(Dataset records)
-- -- --

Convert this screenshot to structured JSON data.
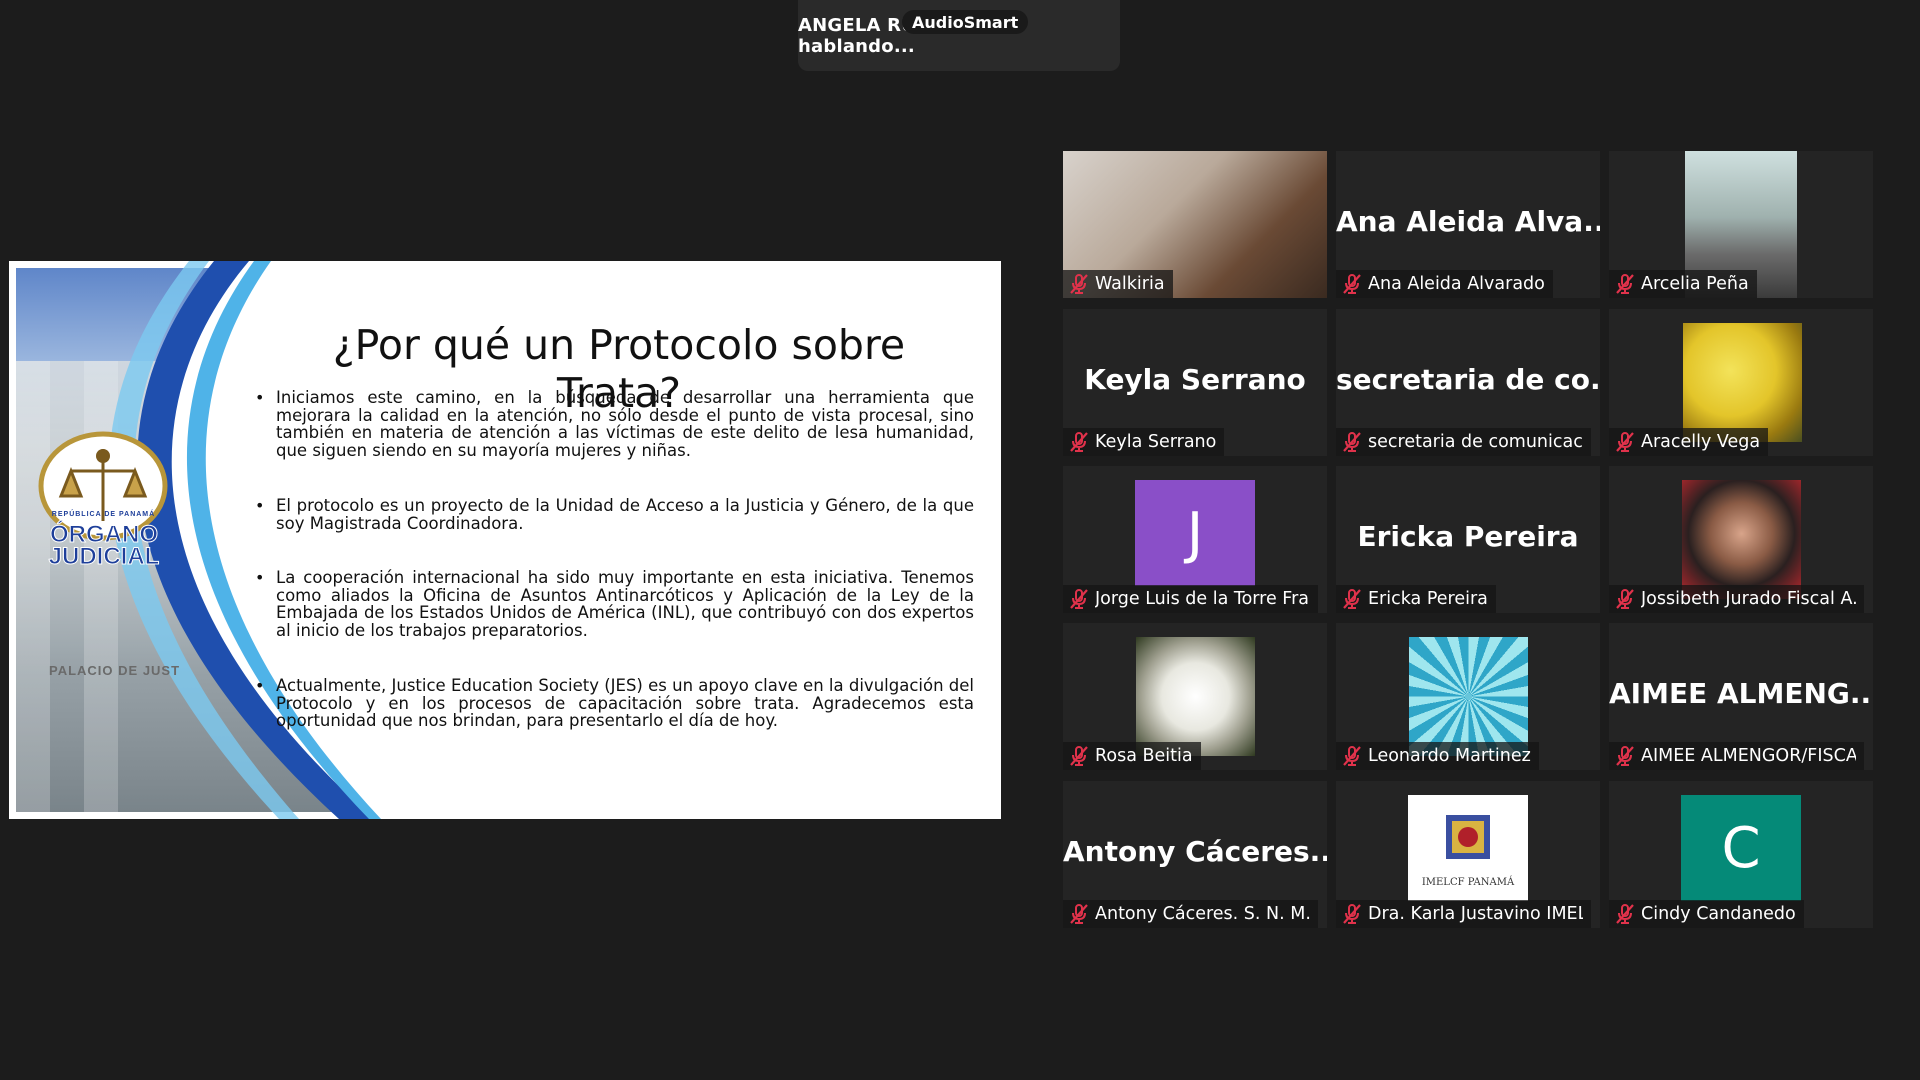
{
  "speaking": {
    "text": "ANGELA RUSSO está hablando...",
    "badge": "AudioSmart"
  },
  "slide": {
    "title": "¿Por qué un Protocolo sobre Trata?",
    "logo_top": "REPÚBLICA DE PANAMÁ",
    "logo_line1": "ÓRGANO",
    "logo_line2": "JUDICIAL",
    "building_caption": "PALACIO DE JUST",
    "bullets": [
      "Iniciamos este camino, en la búsqueda de desarrollar una herramienta que mejorara la calidad en la atención, no sólo desde el punto de vista procesal, sino también en materia de atención a las víctimas de este delito de lesa humanidad, que siguen siendo en su mayoría mujeres y niñas.",
      "El protocolo es un proyecto de la Unidad de Acceso a la Justicia y Género, de la que soy Magistrada Coordinadora.",
      "La cooperación internacional ha sido muy importante en esta iniciativa. Tenemos como aliados la Oficina de Asuntos Antinarcóticos y Aplicación de la Ley de la Embajada de los Estados Unidos de América (INL), que contribuyó con dos expertos al inicio de los trabajos preparatorios.",
      "Actualmente, Justice Education Society (JES) es un apoyo clave en la divulgación del Protocolo y en los procesos de capacitación sobre trata. Agradecemos esta oportunidad que nos brindan, para presentarlo el día de hoy."
    ]
  },
  "participants": [
    {
      "label": "Walkiria",
      "display": "",
      "kind": "video"
    },
    {
      "label": "Ana Aleida Alvarado",
      "display": "Ana Aleida Alva...",
      "kind": "name"
    },
    {
      "label": "Arcelia Peña",
      "display": "",
      "kind": "video"
    },
    {
      "label": "Keyla Serrano",
      "display": "Keyla Serrano",
      "kind": "name"
    },
    {
      "label": "secretaria de comunicaci...",
      "display": "secretaria de co...",
      "kind": "name"
    },
    {
      "label": "Aracelly Vega",
      "display": "",
      "kind": "image"
    },
    {
      "label": "Jorge Luis de la Torre Fra...",
      "display": "J",
      "kind": "avatar",
      "color": "#8a4fc8"
    },
    {
      "label": "Ericka Pereira",
      "display": "Ericka Pereira",
      "kind": "name"
    },
    {
      "label": "Jossibeth Jurado Fiscal A...",
      "display": "",
      "kind": "image"
    },
    {
      "label": "Rosa Beitia",
      "display": "",
      "kind": "image"
    },
    {
      "label": "Leonardo Martinez",
      "display": "",
      "kind": "image"
    },
    {
      "label": "AIMEE ALMENGOR/FISCA...",
      "display": "AIMEE ALMENG...",
      "kind": "name"
    },
    {
      "label": "Antony Cáceres. S. N. M. ...",
      "display": "Antony Cáceres...",
      "kind": "name"
    },
    {
      "label": "Dra. Karla Justavino IMEL...",
      "display": "IMELCF PANAMÁ",
      "kind": "logo"
    },
    {
      "label": "Cindy Candanedo",
      "display": "C",
      "kind": "avatar",
      "color": "#058a78"
    }
  ],
  "icons": {
    "muted": "mic-muted-icon"
  },
  "colors": {
    "background": "#1c1c1c",
    "tile": "#242424",
    "muted_red": "#e0324b"
  }
}
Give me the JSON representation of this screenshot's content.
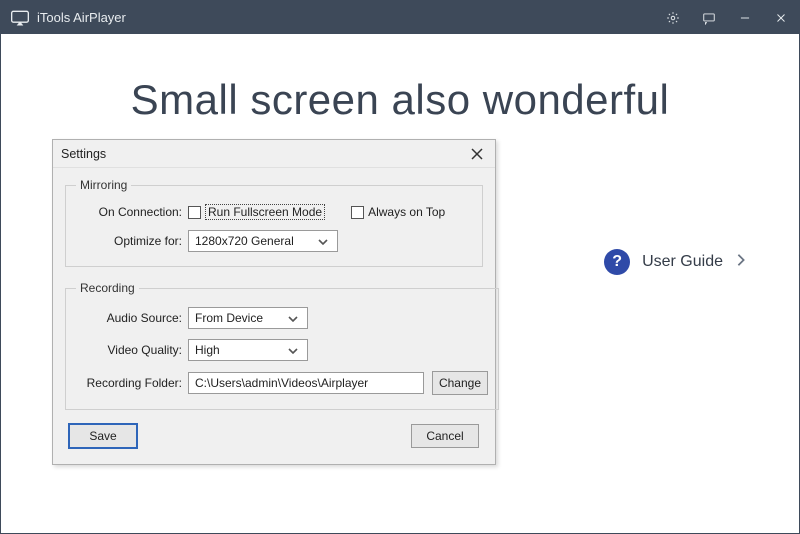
{
  "titlebar": {
    "app_title": "iTools AirPlayer"
  },
  "hero": {
    "headline": "Small screen also wonderful"
  },
  "userguide": {
    "label": "User Guide"
  },
  "settings": {
    "title": "Settings",
    "mirroring": {
      "legend": "Mirroring",
      "on_connection_label": "On Connection:",
      "run_fullscreen_label": "Run Fullscreen Mode",
      "always_on_top_label": "Always on Top",
      "optimize_for_label": "Optimize for:",
      "optimize_for_value": "1280x720 General"
    },
    "recording": {
      "legend": "Recording",
      "audio_source_label": "Audio Source:",
      "audio_source_value": "From Device",
      "video_quality_label": "Video Quality:",
      "video_quality_value": "High",
      "recording_folder_label": "Recording Folder:",
      "recording_folder_value": "C:\\Users\\admin\\Videos\\Airplayer",
      "change_label": "Change"
    },
    "save_label": "Save",
    "cancel_label": "Cancel"
  }
}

-- -- --

Quote the material above exactly, from the line holding "Give me the" through its last line, including both. Omit the pictures.

Give me the JSON representation of this screenshot's content.
{
  "titlebar": {
    "app_title": "iTools AirPlayer"
  },
  "hero": {
    "headline": "Small screen also wonderful"
  },
  "userguide": {
    "label": "User Guide"
  },
  "settings": {
    "title": "Settings",
    "mirroring": {
      "legend": "Mirroring",
      "on_connection_label": "On Connection:",
      "run_fullscreen_label": "Run Fullscreen Mode",
      "always_on_top_label": "Always on Top",
      "optimize_for_label": "Optimize for:",
      "optimize_for_value": "1280x720 General"
    },
    "recording": {
      "legend": "Recording",
      "audio_source_label": "Audio Source:",
      "audio_source_value": "From Device",
      "video_quality_label": "Video Quality:",
      "video_quality_value": "High",
      "recording_folder_label": "Recording Folder:",
      "recording_folder_value": "C:\\Users\\admin\\Videos\\Airplayer",
      "change_label": "Change"
    },
    "save_label": "Save",
    "cancel_label": "Cancel"
  }
}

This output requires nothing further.